■ WHAT YOU SHOULD DO: The entries below are to be transcribed in full, without their images.

■ MATERIAL SUPPLIED:
## begin
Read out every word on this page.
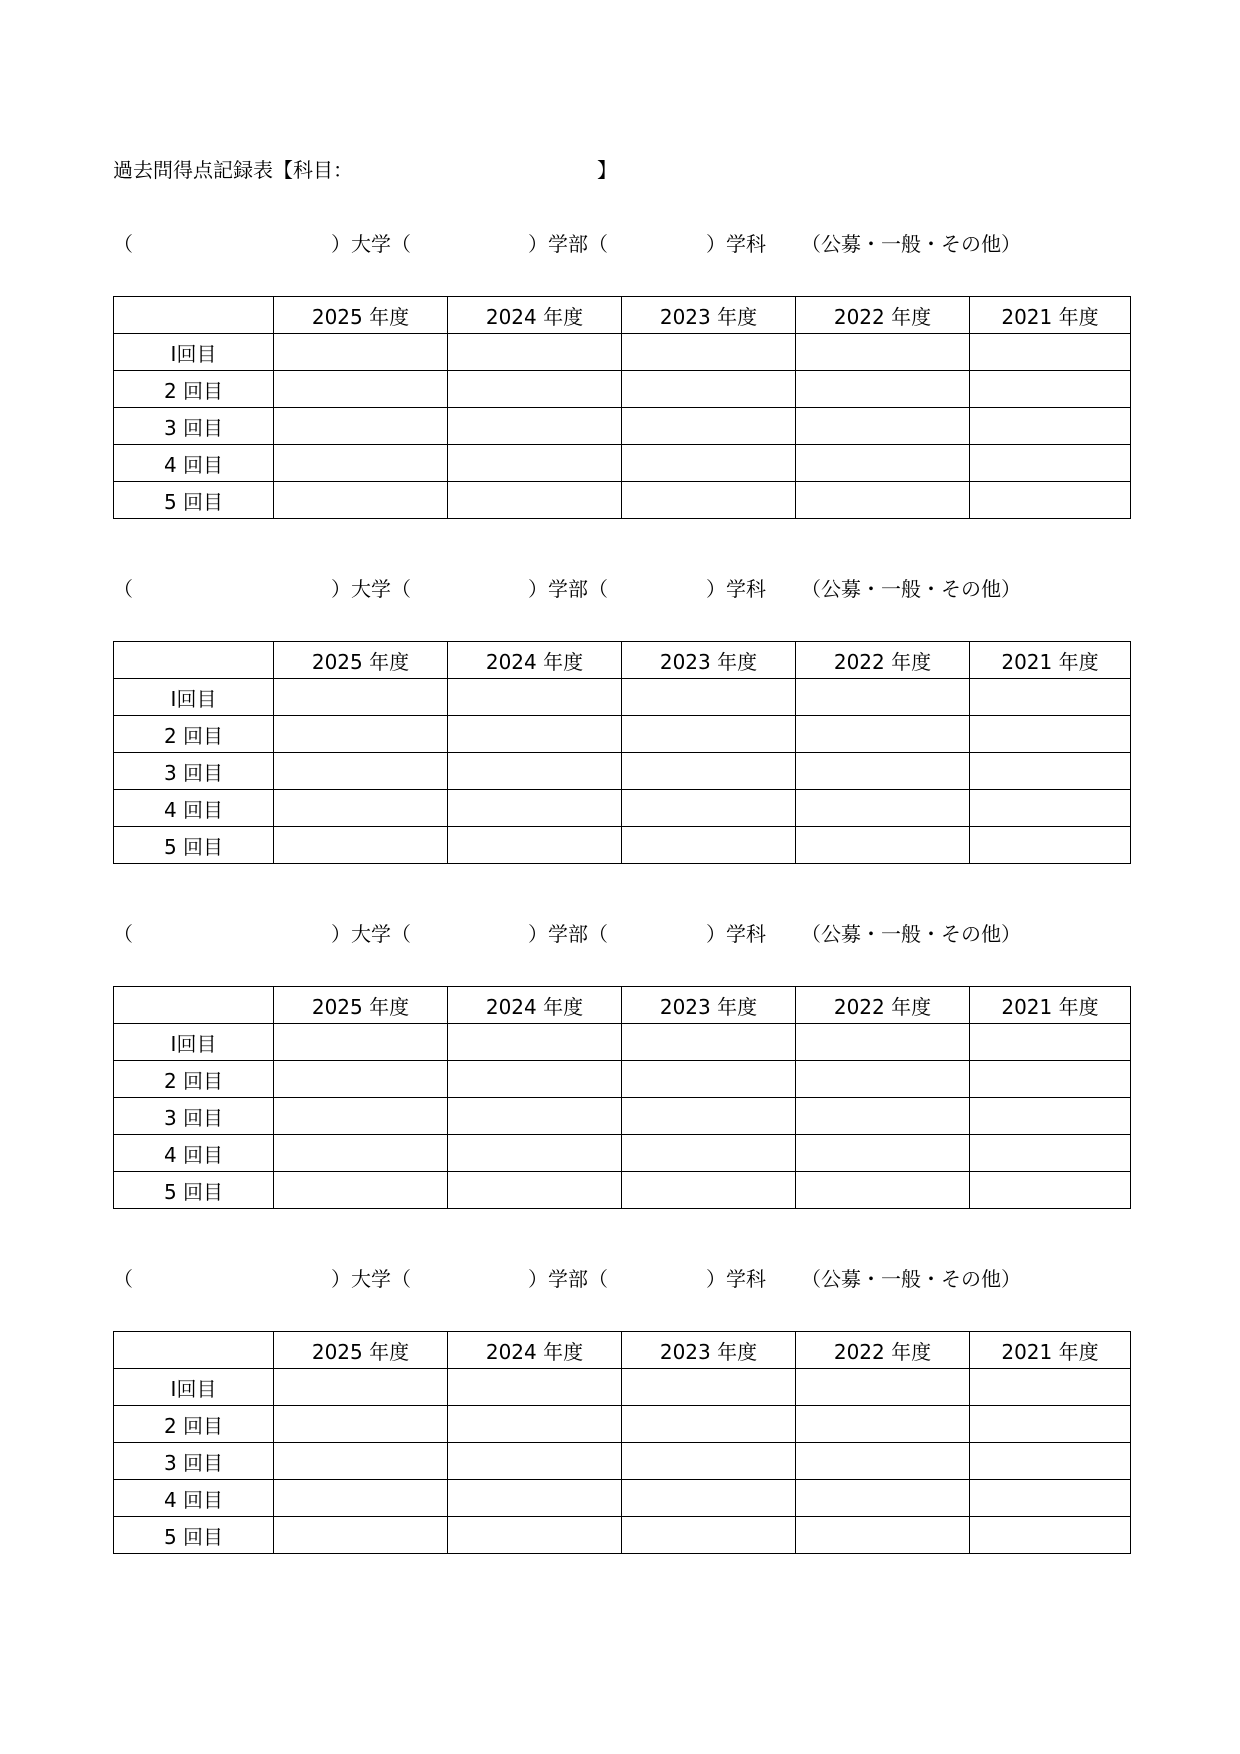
過去問得点記録表【科目：	】
（	）大学（	）学部（	）学科 （公募・一般・その他）
	2025 年度	2024 年度	2023 年度	2022 年度	2021 年度
Ⅰ回目					
2 回目					
3 回目					
4 回目					
5 回目					
（	）大学（	）学部（	）学科 （公募・一般・その他）
	2025 年度	2024 年度	2023 年度	2022 年度	2021 年度
Ⅰ回目					
2 回目					
3 回目					
4 回目					
5 回目					
（	）大学（	）学部（	）学科 （公募・一般・その他）
	2025 年度	2024 年度	2023 年度	2022 年度	2021 年度
Ⅰ回目					
2 回目					
3 回目					
4 回目					
5 回目					
（	）大学（	）学部（	）学科 （公募・一般・その他）
	2025 年度	2024 年度	2023 年度	2022 年度	2021 年度
Ⅰ回目					
2 回目					
3 回目					
4 回目					
5 回目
## end
■ ANSWER IN FULL:
Read out every word on this page.
過去問得点記録表【科目：	】
（	）大学（	）学部（	）学科 （公募・一般・その他）
	2025 年度	2024 年度	2023 年度	2022 年度	2021 年度
Ⅰ回目					
2 回目					
3 回目					
4 回目					
5 回目					
（	）大学（	）学部（	）学科 （公募・一般・その他）
	2025 年度	2024 年度	2023 年度	2022 年度	2021 年度
Ⅰ回目					
2 回目					
3 回目					
4 回目					
5 回目					
（	）大学（	）学部（	）学科 （公募・一般・その他）
	2025 年度	2024 年度	2023 年度	2022 年度	2021 年度
Ⅰ回目					
2 回目					
3 回目					
4 回目					
5 回目					
（	）大学（	）学部（	）学科 （公募・一般・その他）
	2025 年度	2024 年度	2023 年度	2022 年度	2021 年度
Ⅰ回目					
2 回目					
3 回目					
4 回目					
5 回目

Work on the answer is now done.